Input for this task start

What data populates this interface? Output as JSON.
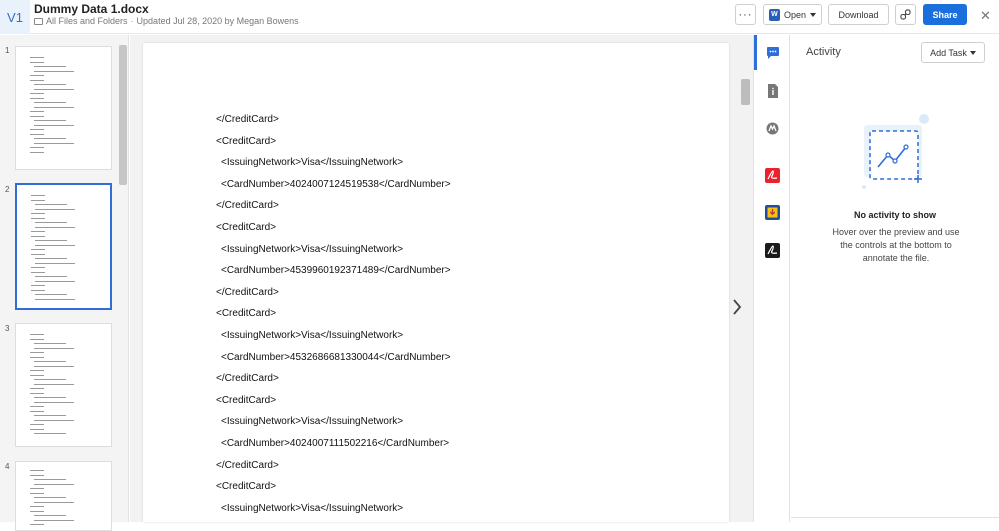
{
  "header": {
    "version_badge": "V1",
    "title": "Dummy Data 1.docx",
    "breadcrumb": "All Files and Folders",
    "updated": "Updated Jul 28, 2020 by Megan Bowens",
    "more_label": "···",
    "open_label": "Open",
    "download_label": "Download",
    "share_label": "Share",
    "close_label": "✕"
  },
  "thumbnails": {
    "page_numbers": [
      "1",
      "2",
      "3",
      "4"
    ],
    "active_page": 2
  },
  "document": {
    "lines": [
      {
        "indent": 0,
        "text": "</CreditCard>"
      },
      {
        "indent": 0,
        "text": "<CreditCard>"
      },
      {
        "indent": 1,
        "text": "<IssuingNetwork>Visa</IssuingNetwork>"
      },
      {
        "indent": 1,
        "text": "<CardNumber>4024007124519538</CardNumber>"
      },
      {
        "indent": 0,
        "text": "</CreditCard>"
      },
      {
        "indent": 0,
        "text": "<CreditCard>"
      },
      {
        "indent": 1,
        "text": "<IssuingNetwork>Visa</IssuingNetwork>"
      },
      {
        "indent": 1,
        "text": "<CardNumber>4539960192371489</CardNumber>"
      },
      {
        "indent": 0,
        "text": "</CreditCard>"
      },
      {
        "indent": 0,
        "text": "<CreditCard>"
      },
      {
        "indent": 1,
        "text": "<IssuingNetwork>Visa</IssuingNetwork>"
      },
      {
        "indent": 1,
        "text": "<CardNumber>4532686681330044</CardNumber>"
      },
      {
        "indent": 0,
        "text": "</CreditCard>"
      },
      {
        "indent": 0,
        "text": "<CreditCard>"
      },
      {
        "indent": 1,
        "text": "<IssuingNetwork>Visa</IssuingNetwork>"
      },
      {
        "indent": 1,
        "text": "<CardNumber>4024007111502216</CardNumber>"
      },
      {
        "indent": 0,
        "text": "</CreditCard>"
      },
      {
        "indent": 0,
        "text": "<CreditCard>"
      },
      {
        "indent": 1,
        "text": "<IssuingNetwork>Visa</IssuingNetwork>"
      }
    ]
  },
  "rail": {
    "icons": [
      "comment-icon",
      "info-icon",
      "box-sign-icon",
      "adobe-acrobat-icon",
      "download-app-icon",
      "adobe-sign-icon"
    ]
  },
  "activity": {
    "title": "Activity",
    "add_task_label": "Add Task",
    "empty_title": "No activity to show",
    "empty_desc": "Hover over the preview and use the controls at the bottom to annotate the file."
  },
  "colors": {
    "accent": "#1a6fdd",
    "active_outline": "#2e6ed6",
    "acrobat_red": "#e8232d"
  }
}
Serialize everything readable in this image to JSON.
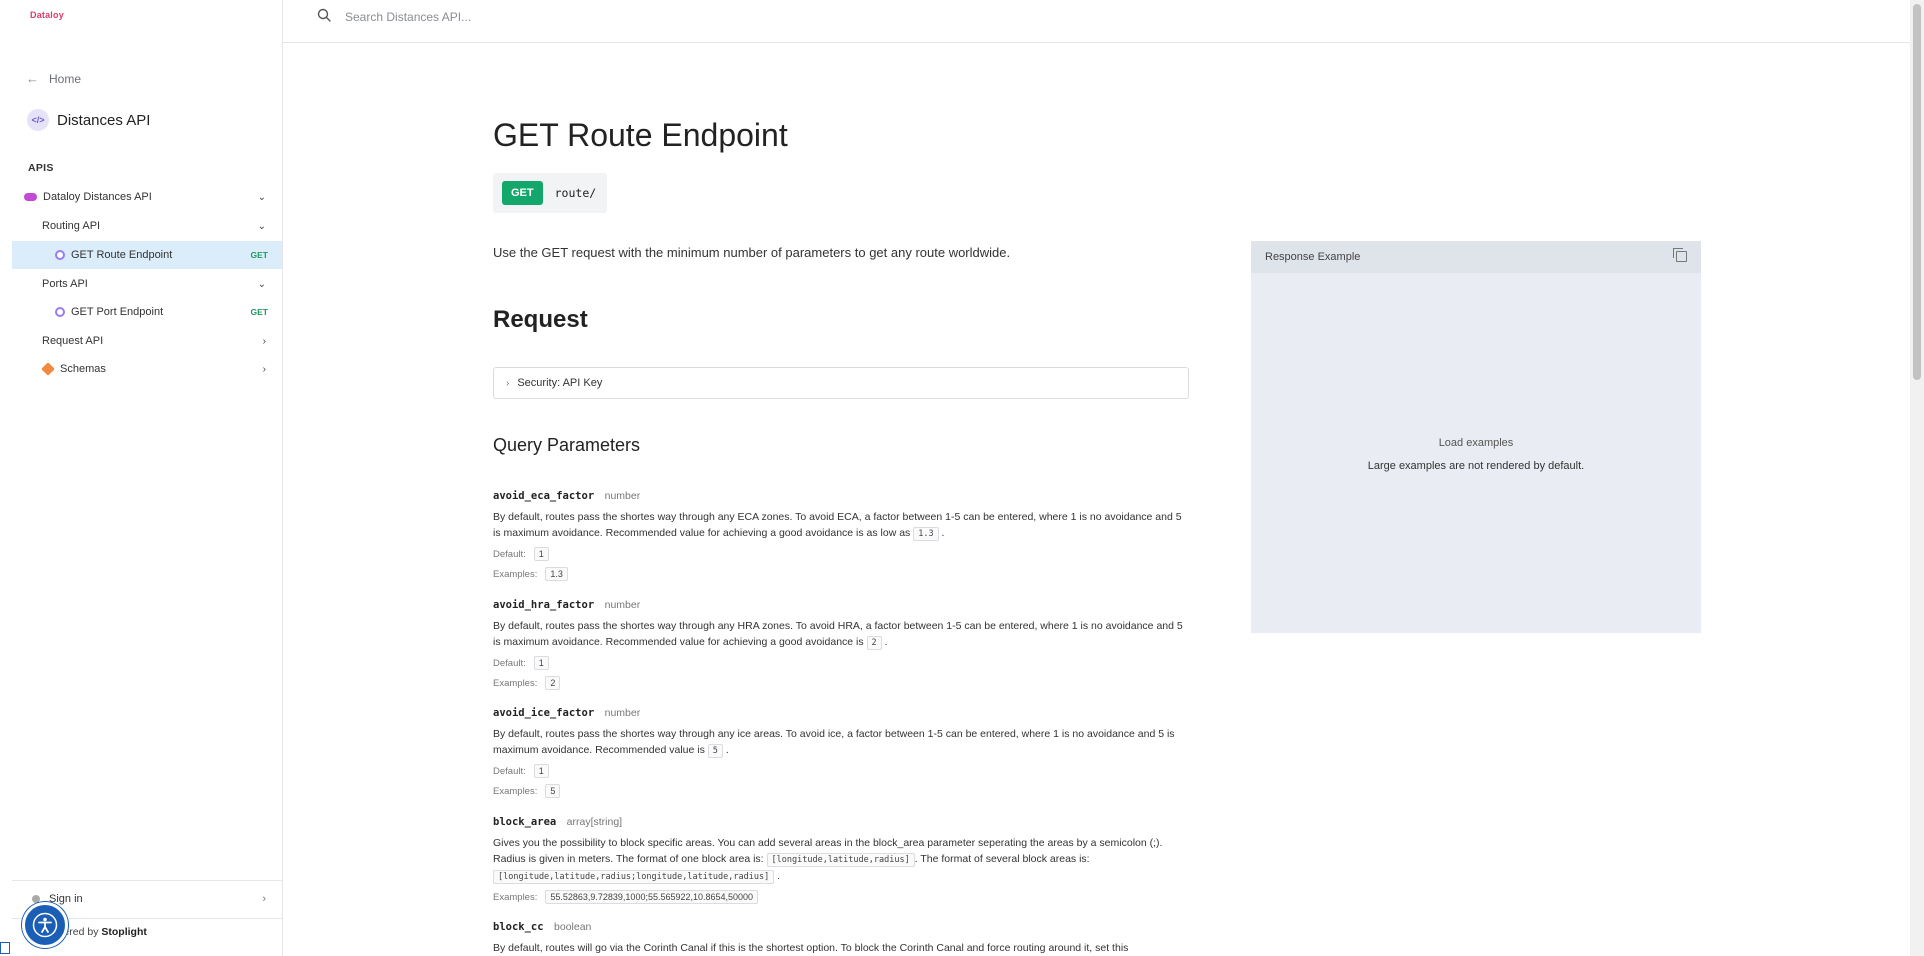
{
  "brand": {
    "name": "Dataloy"
  },
  "search": {
    "placeholder": "Search Distances API..."
  },
  "sidebar": {
    "home_label": "Home",
    "api_title": "Distances API",
    "api_icon": "</>",
    "section_label": "APIS",
    "items": [
      {
        "label": "Dataloy Distances API"
      },
      {
        "label": "Routing API"
      },
      {
        "label": "GET Route Endpoint",
        "method": "GET"
      },
      {
        "label": "Ports API"
      },
      {
        "label": "GET Port Endpoint",
        "method": "GET"
      },
      {
        "label": "Request API"
      },
      {
        "label": "Schemas"
      }
    ],
    "signin_label": "Sign in",
    "powered_prefix": "owered by",
    "powered_brand": "Stoplight"
  },
  "main": {
    "title": "GET Route Endpoint",
    "method": "GET",
    "path": "route/",
    "intro": "Use the GET request with the minimum number of parameters to get any route worldwide.",
    "request_heading": "Request",
    "security_label": "Security: API Key",
    "query_heading": "Query Parameters",
    "default_label": "Default:",
    "examples_label": "Examples:",
    "params": [
      {
        "name": "avoid_eca_factor",
        "type": "number",
        "desc_line1": "By default, routes pass the shortes way through any ECA zones. To avoid ECA, a factor between 1-5 can be entered, where 1 is no avoidance and 5",
        "desc_line2": "is maximum avoidance. Recommended value for achieving a good avoidance is as low as",
        "desc_code": "1.3",
        "desc_end": ".",
        "default": "1",
        "example": "1.3"
      },
      {
        "name": "avoid_hra_factor",
        "type": "number",
        "desc_line1": "By default, routes pass the shortes way through any HRA zones. To avoid HRA, a factor between 1-5 can be entered, where 1 is no avoidance and 5",
        "desc_line2": "is maximum avoidance. Recommended value for achieving a good avoidance is",
        "desc_code": "2",
        "desc_end": ".",
        "default": "1",
        "example": "2"
      },
      {
        "name": "avoid_ice_factor",
        "type": "number",
        "desc_line1": "By default, routes pass the shortes way through any ice areas. To avoid ice, a factor between 1-5 can be entered, where 1 is no avoidance and 5 is",
        "desc_line2": "maximum avoidance. Recommended value is",
        "desc_code": "5",
        "desc_end": ".",
        "default": "1",
        "example": "5"
      },
      {
        "name": "block_area",
        "type": "array[string]",
        "desc_line1": "Gives you the possibility to block specific areas. You can add several areas in the block_area parameter seperating the areas by a semicolon (;).",
        "desc_line2": "Radius is given in meters. The format of one block area is:",
        "desc_code": "[longitude,latitude,radius]",
        "desc_mid": ". The format of several block areas is:",
        "desc_code2": "[longitude,latitude,radius;longitude,latitude,radius]",
        "desc_end": ".",
        "example": "55.52863,9.72839,1000;55.565922,10.8654,50000"
      },
      {
        "name": "block_cc",
        "type": "boolean",
        "desc_line1": "By default, routes will go via the Corinth Canal if this is the shortest option. To block the Corinth Canal and force routing around it, set this"
      }
    ]
  },
  "response": {
    "title": "Response Example",
    "load_label": "Load examples",
    "note": "Large examples are not rendered by default."
  },
  "colors": {
    "accent_green": "#13a76b",
    "active_nav_bg": "#dbedfa",
    "panel_bg": "#e9ecf2",
    "brand_pink": "#d63d6b"
  }
}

Input for this task end

■ **Short problem**
Every record above must be given again exactly; drop the pictures.

■ **Written response**
What data populates this interface? Output as JSON.
{
  "header": {
    "version_badge": "V1",
    "title": "Dummy Data 1.docx",
    "breadcrumb": "All Files and Folders",
    "updated": "Updated Jul 28, 2020 by Megan Bowens",
    "more_label": "···",
    "open_label": "Open",
    "download_label": "Download",
    "share_label": "Share",
    "close_label": "✕"
  },
  "thumbnails": {
    "page_numbers": [
      "1",
      "2",
      "3",
      "4"
    ],
    "active_page": 2
  },
  "document": {
    "lines": [
      {
        "indent": 0,
        "text": "</CreditCard>"
      },
      {
        "indent": 0,
        "text": "<CreditCard>"
      },
      {
        "indent": 1,
        "text": "<IssuingNetwork>Visa</IssuingNetwork>"
      },
      {
        "indent": 1,
        "text": "<CardNumber>4024007124519538</CardNumber>"
      },
      {
        "indent": 0,
        "text": "</CreditCard>"
      },
      {
        "indent": 0,
        "text": "<CreditCard>"
      },
      {
        "indent": 1,
        "text": "<IssuingNetwork>Visa</IssuingNetwork>"
      },
      {
        "indent": 1,
        "text": "<CardNumber>4539960192371489</CardNumber>"
      },
      {
        "indent": 0,
        "text": "</CreditCard>"
      },
      {
        "indent": 0,
        "text": "<CreditCard>"
      },
      {
        "indent": 1,
        "text": "<IssuingNetwork>Visa</IssuingNetwork>"
      },
      {
        "indent": 1,
        "text": "<CardNumber>4532686681330044</CardNumber>"
      },
      {
        "indent": 0,
        "text": "</CreditCard>"
      },
      {
        "indent": 0,
        "text": "<CreditCard>"
      },
      {
        "indent": 1,
        "text": "<IssuingNetwork>Visa</IssuingNetwork>"
      },
      {
        "indent": 1,
        "text": "<CardNumber>4024007111502216</CardNumber>"
      },
      {
        "indent": 0,
        "text": "</CreditCard>"
      },
      {
        "indent": 0,
        "text": "<CreditCard>"
      },
      {
        "indent": 1,
        "text": "<IssuingNetwork>Visa</IssuingNetwork>"
      }
    ]
  },
  "rail": {
    "icons": [
      "comment-icon",
      "info-icon",
      "box-sign-icon",
      "adobe-acrobat-icon",
      "download-app-icon",
      "adobe-sign-icon"
    ]
  },
  "activity": {
    "title": "Activity",
    "add_task_label": "Add Task",
    "empty_title": "No activity to show",
    "empty_desc": "Hover over the preview and use the controls at the bottom to annotate the file."
  },
  "colors": {
    "accent": "#1a6fdd",
    "active_outline": "#2e6ed6",
    "acrobat_red": "#e8232d"
  }
}
Serialize everything readable in this image to JSON.
{
  "brand": {
    "name": "Dataloy"
  },
  "search": {
    "placeholder": "Search Distances API..."
  },
  "sidebar": {
    "home_label": "Home",
    "api_title": "Distances API",
    "api_icon": "</>",
    "section_label": "APIS",
    "items": [
      {
        "label": "Dataloy Distances API"
      },
      {
        "label": "Routing API"
      },
      {
        "label": "GET Route Endpoint",
        "method": "GET"
      },
      {
        "label": "Ports API"
      },
      {
        "label": "GET Port Endpoint",
        "method": "GET"
      },
      {
        "label": "Request API"
      },
      {
        "label": "Schemas"
      }
    ],
    "signin_label": "Sign in",
    "powered_prefix": "owered by",
    "powered_brand": "Stoplight"
  },
  "main": {
    "title": "GET Route Endpoint",
    "method": "GET",
    "path": "route/",
    "intro": "Use the GET request with the minimum number of parameters to get any route worldwide.",
    "request_heading": "Request",
    "security_label": "Security: API Key",
    "query_heading": "Query Parameters",
    "default_label": "Default:",
    "examples_label": "Examples:",
    "params": [
      {
        "name": "avoid_eca_factor",
        "type": "number",
        "desc_line1": "By default, routes pass the shortes way through any ECA zones. To avoid ECA, a factor between 1-5 can be entered, where 1 is no avoidance and 5",
        "desc_line2": "is maximum avoidance. Recommended value for achieving a good avoidance is as low as",
        "desc_code": "1.3",
        "desc_end": ".",
        "default": "1",
        "example": "1.3"
      },
      {
        "name": "avoid_hra_factor",
        "type": "number",
        "desc_line1": "By default, routes pass the shortes way through any HRA zones. To avoid HRA, a factor between 1-5 can be entered, where 1 is no avoidance and 5",
        "desc_line2": "is maximum avoidance. Recommended value for achieving a good avoidance is",
        "desc_code": "2",
        "desc_end": ".",
        "default": "1",
        "example": "2"
      },
      {
        "name": "avoid_ice_factor",
        "type": "number",
        "desc_line1": "By default, routes pass the shortes way through any ice areas. To avoid ice, a factor between 1-5 can be entered, where 1 is no avoidance and 5 is",
        "desc_line2": "maximum avoidance. Recommended value is",
        "desc_code": "5",
        "desc_end": ".",
        "default": "1",
        "example": "5"
      },
      {
        "name": "block_area",
        "type": "array[string]",
        "desc_line1": "Gives you the possibility to block specific areas. You can add several areas in the block_area parameter seperating the areas by a semicolon (;).",
        "desc_line2": "Radius is given in meters. The format of one block area is:",
        "desc_code": "[longitude,latitude,radius]",
        "desc_mid": ". The format of several block areas is:",
        "desc_code2": "[longitude,latitude,radius;longitude,latitude,radius]",
        "desc_end": ".",
        "example": "55.52863,9.72839,1000;55.565922,10.8654,50000"
      },
      {
        "name": "block_cc",
        "type": "boolean",
        "desc_line1": "By default, routes will go via the Corinth Canal if this is the shortest option. To block the Corinth Canal and force routing around it, set this"
      }
    ]
  },
  "response": {
    "title": "Response Example",
    "load_label": "Load examples",
    "note": "Large examples are not rendered by default."
  },
  "colors": {
    "accent_green": "#13a76b",
    "active_nav_bg": "#dbedfa",
    "panel_bg": "#e9ecf2",
    "brand_pink": "#d63d6b"
  }
}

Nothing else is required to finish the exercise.